Work required:
Transcribe the data in full and exactly, omitting any pictures.

Task inputs:
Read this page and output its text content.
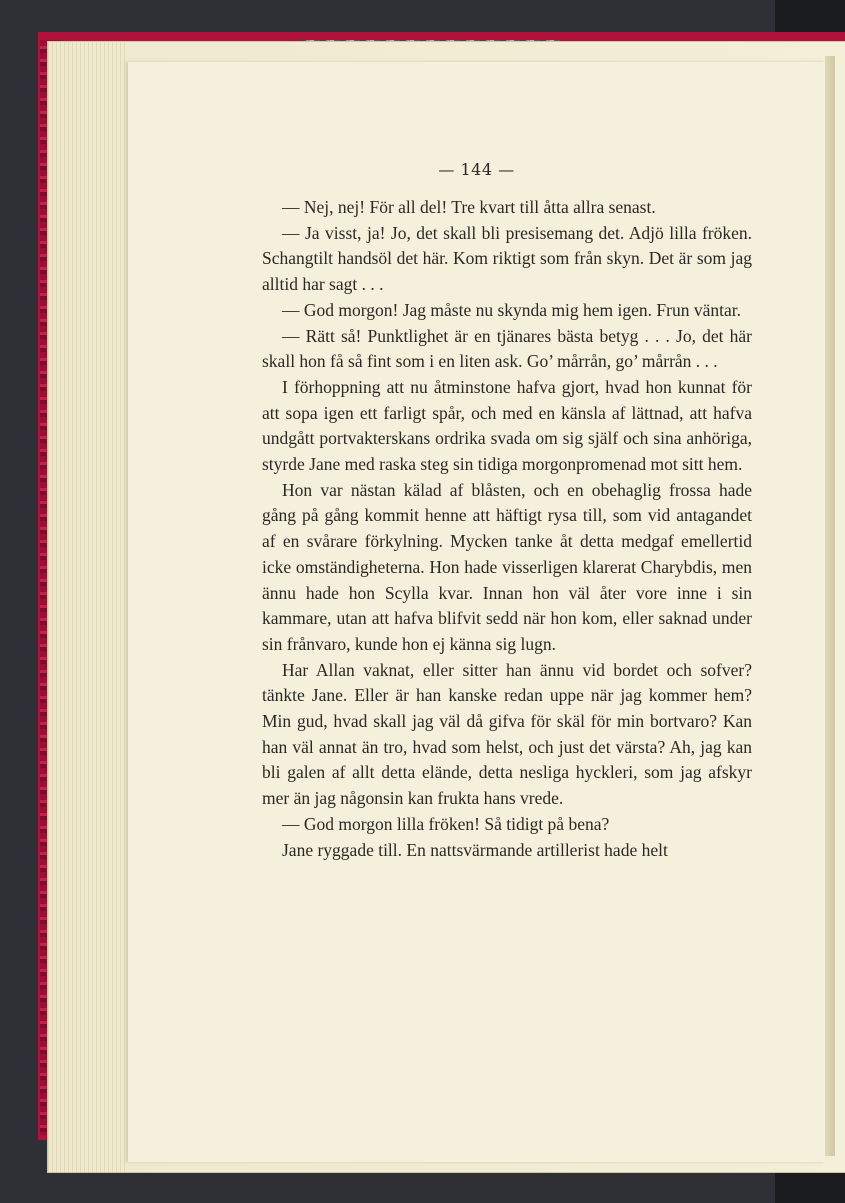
— 144 —

— Nej, nej! För all del! Tre kvart till åtta allra senast.

— Ja visst, ja! Jo, det skall bli presisemang det. Adjö lilla fröken. Schangtilt handsöl det här. Kom riktigt som från skyn. Det är som jag alltid har sagt . . .

— God morgon! Jag måste nu skynda mig hem igen. Frun väntar.

— Rätt så! Punktlighet är en tjänares bästa betyg . . . Jo, det här skall hon få så fint som i en liten ask. Go’ mårrån, go’ mårrån . . .

I förhoppning att nu åtminstone hafva gjort, hvad hon kunnat för att sopa igen ett farligt spår, och med en känsla af lättnad, att hafva undgått portvakterskans ordrika svada om sig själf och sina anhöriga, styrde Jane med raska steg sin tidiga morgonpromenad mot sitt hem.

Hon var nästan kälad af blåsten, och en obehaglig frossa hade gång på gång kommit henne att häftigt rysa till, som vid antagandet af en svårare förkylning. Mycken tanke åt detta medgaf emellertid icke omständigheterna. Hon hade visserligen klarerat Charybdis, men ännu hade hon Scylla kvar. Innan hon väl åter vore inne i sin kammare, utan att hafva blifvit sedd när hon kom, eller saknad under sin frånvaro, kunde hon ej känna sig lugn.

Har Allan vaknat, eller sitter han ännu vid bordet och sofver? tänkte Jane. Eller är han kanske redan uppe när jag kommer hem? Min gud, hvad skall jag väl då gifva för skäl för min bortvaro? Kan han väl annat än tro, hvad som helst, och just det värsta? Ah, jag kan bli galen af allt detta elände, detta nesliga hyckleri, som jag afskyr mer än jag någonsin kan frukta hans vrede.

— God morgon lilla fröken! Så tidigt på bena?

Jane ryggade till. En nattsvärmande artillerist hade helt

The reply:
Read this page and output its text content.
— 144 —

— Nej, nej! För all del! Tre kvart till åtta allra senast.

— Ja visst, ja! Jo, det skall bli presisemang det. Adjö lilla fröken. Schangtilt handsöl det här. Kom riktigt som från skyn. Det är som jag alltid har sagt . . .

— God morgon! Jag måste nu skynda mig hem igen. Frun väntar.

— Rätt så! Punktlighet är en tjänares bästa betyg . . . Jo, det här skall hon få så fint som i en liten ask. Go’ mårrån, go’ mårrån . . .

I förhoppning att nu åtminstone hafva gjort, hvad hon kunnat för att sopa igen ett farligt spår, och med en känsla af lättnad, att hafva undgått portvakterskans ordrika svada om sig själf och sina anhöriga, styrde Jane med raska steg sin tidiga morgonpromenad mot sitt hem.

Hon var nästan kälad af blåsten, och en obehaglig frossa hade gång på gång kommit henne att häftigt rysa till, som vid antagandet af en svårare förkylning. Mycken tanke åt detta medgaf emellertid icke omständigheterna. Hon hade visserligen klarerat Charybdis, men ännu hade hon Scylla kvar. Innan hon väl åter vore inne i sin kammare, utan att hafva blifvit sedd när hon kom, eller saknad under sin frånvaro, kunde hon ej känna sig lugn.

Har Allan vaknat, eller sitter han ännu vid bordet och sofver? tänkte Jane. Eller är han kanske redan uppe när jag kommer hem? Min gud, hvad skall jag väl då gifva för skäl för min bortvaro? Kan han väl annat än tro, hvad som helst, och just det värsta? Ah, jag kan bli galen af allt detta elände, detta nesliga hyckleri, som jag afskyr mer än jag någonsin kan frukta hans vrede.

— God morgon lilla fröken! Så tidigt på bena?

Jane ryggade till. En nattsvärmande artillerist hade helt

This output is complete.